● **What needs to be done**
Copy out all the lines exactly. Omit pictures.

══ Data shown

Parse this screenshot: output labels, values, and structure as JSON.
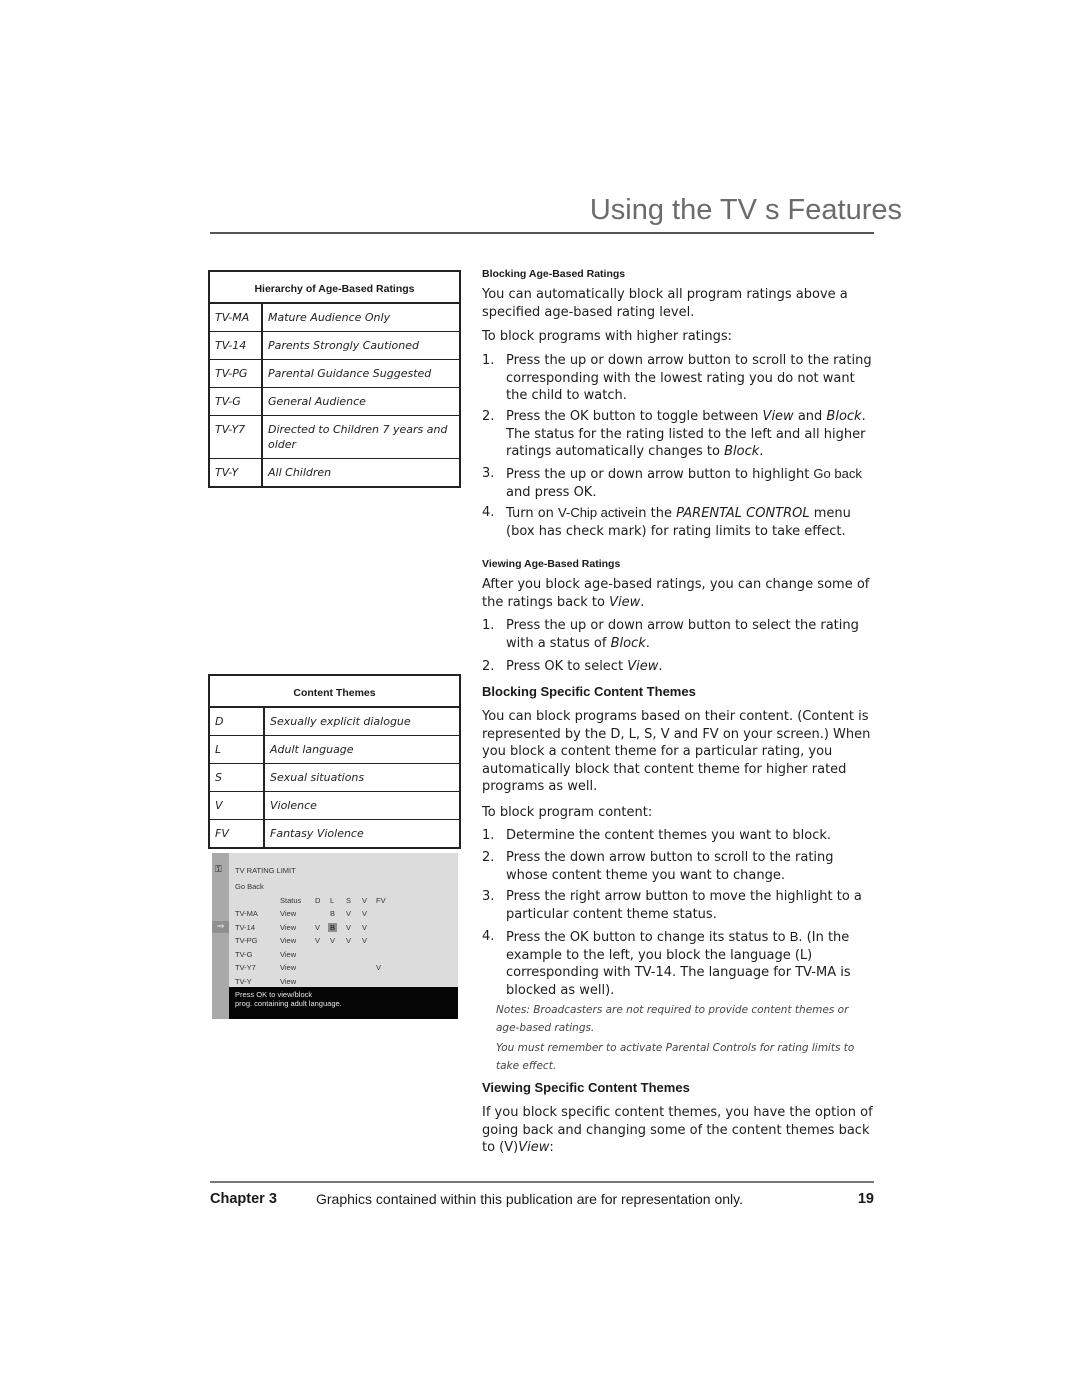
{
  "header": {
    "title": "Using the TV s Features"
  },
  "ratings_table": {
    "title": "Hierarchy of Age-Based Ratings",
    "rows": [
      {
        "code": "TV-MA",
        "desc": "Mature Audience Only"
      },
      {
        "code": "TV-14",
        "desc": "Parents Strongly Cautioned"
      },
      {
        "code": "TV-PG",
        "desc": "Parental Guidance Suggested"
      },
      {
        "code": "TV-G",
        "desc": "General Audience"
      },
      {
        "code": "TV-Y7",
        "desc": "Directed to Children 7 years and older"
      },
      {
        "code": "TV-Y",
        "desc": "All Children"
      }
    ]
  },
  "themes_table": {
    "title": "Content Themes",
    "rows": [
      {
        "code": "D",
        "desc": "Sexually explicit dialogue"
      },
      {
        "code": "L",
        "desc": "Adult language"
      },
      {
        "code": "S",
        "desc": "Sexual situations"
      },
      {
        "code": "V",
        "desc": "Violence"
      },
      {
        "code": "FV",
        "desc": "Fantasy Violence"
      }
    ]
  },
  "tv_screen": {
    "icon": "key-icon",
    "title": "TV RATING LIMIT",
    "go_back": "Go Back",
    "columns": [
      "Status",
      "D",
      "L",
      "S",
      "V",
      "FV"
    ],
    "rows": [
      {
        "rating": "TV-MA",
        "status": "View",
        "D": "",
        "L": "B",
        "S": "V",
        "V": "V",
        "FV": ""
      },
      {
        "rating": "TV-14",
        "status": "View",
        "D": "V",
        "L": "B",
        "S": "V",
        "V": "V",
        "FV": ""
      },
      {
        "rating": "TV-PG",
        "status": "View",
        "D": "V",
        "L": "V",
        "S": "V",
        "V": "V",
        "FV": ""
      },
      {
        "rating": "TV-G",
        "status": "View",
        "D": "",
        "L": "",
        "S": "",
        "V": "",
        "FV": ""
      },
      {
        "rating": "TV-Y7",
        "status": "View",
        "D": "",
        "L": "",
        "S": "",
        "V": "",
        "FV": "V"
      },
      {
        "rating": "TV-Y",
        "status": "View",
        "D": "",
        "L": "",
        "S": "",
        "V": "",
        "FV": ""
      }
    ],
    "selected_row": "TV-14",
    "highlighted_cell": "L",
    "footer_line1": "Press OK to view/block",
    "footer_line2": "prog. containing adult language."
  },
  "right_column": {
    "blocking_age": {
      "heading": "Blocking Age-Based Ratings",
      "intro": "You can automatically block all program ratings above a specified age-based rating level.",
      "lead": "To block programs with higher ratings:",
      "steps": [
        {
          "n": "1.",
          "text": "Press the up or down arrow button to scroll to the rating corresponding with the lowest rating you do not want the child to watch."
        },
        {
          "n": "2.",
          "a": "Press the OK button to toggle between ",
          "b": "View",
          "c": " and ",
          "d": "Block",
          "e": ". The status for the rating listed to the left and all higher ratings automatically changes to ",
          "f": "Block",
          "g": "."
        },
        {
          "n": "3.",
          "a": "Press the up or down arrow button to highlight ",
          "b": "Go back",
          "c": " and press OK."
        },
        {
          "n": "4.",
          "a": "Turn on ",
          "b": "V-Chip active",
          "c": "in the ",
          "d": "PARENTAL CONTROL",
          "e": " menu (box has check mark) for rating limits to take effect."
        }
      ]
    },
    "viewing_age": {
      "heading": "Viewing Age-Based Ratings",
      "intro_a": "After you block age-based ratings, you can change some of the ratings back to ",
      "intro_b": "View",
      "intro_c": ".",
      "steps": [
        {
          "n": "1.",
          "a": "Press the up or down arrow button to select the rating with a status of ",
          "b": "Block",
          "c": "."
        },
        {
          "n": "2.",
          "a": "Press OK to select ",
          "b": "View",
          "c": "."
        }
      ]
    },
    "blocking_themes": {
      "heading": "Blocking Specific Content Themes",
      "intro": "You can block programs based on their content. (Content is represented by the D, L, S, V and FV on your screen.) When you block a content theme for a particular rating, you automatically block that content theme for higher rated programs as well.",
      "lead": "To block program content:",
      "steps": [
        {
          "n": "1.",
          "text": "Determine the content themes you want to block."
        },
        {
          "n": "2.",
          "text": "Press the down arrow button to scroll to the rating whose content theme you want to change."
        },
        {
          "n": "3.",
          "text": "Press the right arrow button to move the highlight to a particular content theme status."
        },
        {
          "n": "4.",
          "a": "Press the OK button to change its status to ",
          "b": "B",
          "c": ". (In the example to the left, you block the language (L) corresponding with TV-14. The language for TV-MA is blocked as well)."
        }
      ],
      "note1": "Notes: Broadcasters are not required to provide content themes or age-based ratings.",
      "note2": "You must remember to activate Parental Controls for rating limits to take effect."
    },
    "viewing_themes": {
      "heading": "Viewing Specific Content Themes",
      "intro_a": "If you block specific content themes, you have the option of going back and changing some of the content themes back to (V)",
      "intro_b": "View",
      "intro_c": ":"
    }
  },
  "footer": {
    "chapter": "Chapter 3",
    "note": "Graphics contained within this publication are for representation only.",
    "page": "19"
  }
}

════

● **Result for this task**
Parse this screenshot: output labels, values, and structure as JSON.
{
  "header": {
    "title": "Using the TV s Features"
  },
  "ratings_table": {
    "title": "Hierarchy of Age-Based Ratings",
    "rows": [
      {
        "code": "TV-MA",
        "desc": "Mature Audience Only"
      },
      {
        "code": "TV-14",
        "desc": "Parents Strongly Cautioned"
      },
      {
        "code": "TV-PG",
        "desc": "Parental Guidance Suggested"
      },
      {
        "code": "TV-G",
        "desc": "General Audience"
      },
      {
        "code": "TV-Y7",
        "desc": "Directed to Children 7 years and older"
      },
      {
        "code": "TV-Y",
        "desc": "All Children"
      }
    ]
  },
  "themes_table": {
    "title": "Content Themes",
    "rows": [
      {
        "code": "D",
        "desc": "Sexually explicit dialogue"
      },
      {
        "code": "L",
        "desc": "Adult language"
      },
      {
        "code": "S",
        "desc": "Sexual situations"
      },
      {
        "code": "V",
        "desc": "Violence"
      },
      {
        "code": "FV",
        "desc": "Fantasy Violence"
      }
    ]
  },
  "tv_screen": {
    "icon": "key-icon",
    "title": "TV RATING LIMIT",
    "go_back": "Go Back",
    "columns": [
      "Status",
      "D",
      "L",
      "S",
      "V",
      "FV"
    ],
    "rows": [
      {
        "rating": "TV-MA",
        "status": "View",
        "D": "",
        "L": "B",
        "S": "V",
        "V": "V",
        "FV": ""
      },
      {
        "rating": "TV-14",
        "status": "View",
        "D": "V",
        "L": "B",
        "S": "V",
        "V": "V",
        "FV": ""
      },
      {
        "rating": "TV-PG",
        "status": "View",
        "D": "V",
        "L": "V",
        "S": "V",
        "V": "V",
        "FV": ""
      },
      {
        "rating": "TV-G",
        "status": "View",
        "D": "",
        "L": "",
        "S": "",
        "V": "",
        "FV": ""
      },
      {
        "rating": "TV-Y7",
        "status": "View",
        "D": "",
        "L": "",
        "S": "",
        "V": "",
        "FV": "V"
      },
      {
        "rating": "TV-Y",
        "status": "View",
        "D": "",
        "L": "",
        "S": "",
        "V": "",
        "FV": ""
      }
    ],
    "selected_row": "TV-14",
    "highlighted_cell": "L",
    "footer_line1": "Press OK to view/block",
    "footer_line2": "prog. containing adult language."
  },
  "right_column": {
    "blocking_age": {
      "heading": "Blocking Age-Based Ratings",
      "intro": "You can automatically block all program ratings above a specified age-based rating level.",
      "lead": "To block programs with higher ratings:",
      "steps": [
        {
          "n": "1.",
          "text": "Press the up or down arrow button to scroll to the rating corresponding with the lowest rating you do not want the child to watch."
        },
        {
          "n": "2.",
          "a": "Press the OK button to toggle between ",
          "b": "View",
          "c": " and ",
          "d": "Block",
          "e": ". The status for the rating listed to the left and all higher ratings automatically changes to ",
          "f": "Block",
          "g": "."
        },
        {
          "n": "3.",
          "a": "Press the up or down arrow button to highlight ",
          "b": "Go back",
          "c": " and press OK."
        },
        {
          "n": "4.",
          "a": "Turn on ",
          "b": "V-Chip active",
          "c": "in the ",
          "d": "PARENTAL CONTROL",
          "e": " menu (box has check mark) for rating limits to take effect."
        }
      ]
    },
    "viewing_age": {
      "heading": "Viewing Age-Based Ratings",
      "intro_a": "After you block age-based ratings, you can change some of the ratings back to ",
      "intro_b": "View",
      "intro_c": ".",
      "steps": [
        {
          "n": "1.",
          "a": "Press the up or down arrow button to select the rating with a status of ",
          "b": "Block",
          "c": "."
        },
        {
          "n": "2.",
          "a": "Press OK to select ",
          "b": "View",
          "c": "."
        }
      ]
    },
    "blocking_themes": {
      "heading": "Blocking Specific Content Themes",
      "intro": "You can block programs based on their content. (Content is represented by the D, L, S, V and FV on your screen.) When you block a content theme for a particular rating, you automatically block that content theme for higher rated programs as well.",
      "lead": "To block program content:",
      "steps": [
        {
          "n": "1.",
          "text": "Determine the content themes you want to block."
        },
        {
          "n": "2.",
          "text": "Press the down arrow button to scroll to the rating whose content theme you want to change."
        },
        {
          "n": "3.",
          "text": "Press the right arrow button to move the highlight to a particular content theme status."
        },
        {
          "n": "4.",
          "a": "Press the OK button to change its status to ",
          "b": "B",
          "c": ". (In the example to the left, you block the language (L) corresponding with TV-14. The language for TV-MA is blocked as well)."
        }
      ],
      "note1": "Notes: Broadcasters are not required to provide content themes or age-based ratings.",
      "note2": "You must remember to activate Parental Controls for rating limits to take effect."
    },
    "viewing_themes": {
      "heading": "Viewing Specific Content Themes",
      "intro_a": "If you block specific content themes, you have the option of going back and changing some of the content themes back to (V)",
      "intro_b": "View",
      "intro_c": ":"
    }
  },
  "footer": {
    "chapter": "Chapter 3",
    "note": "Graphics contained within this publication are for representation only.",
    "page": "19"
  }
}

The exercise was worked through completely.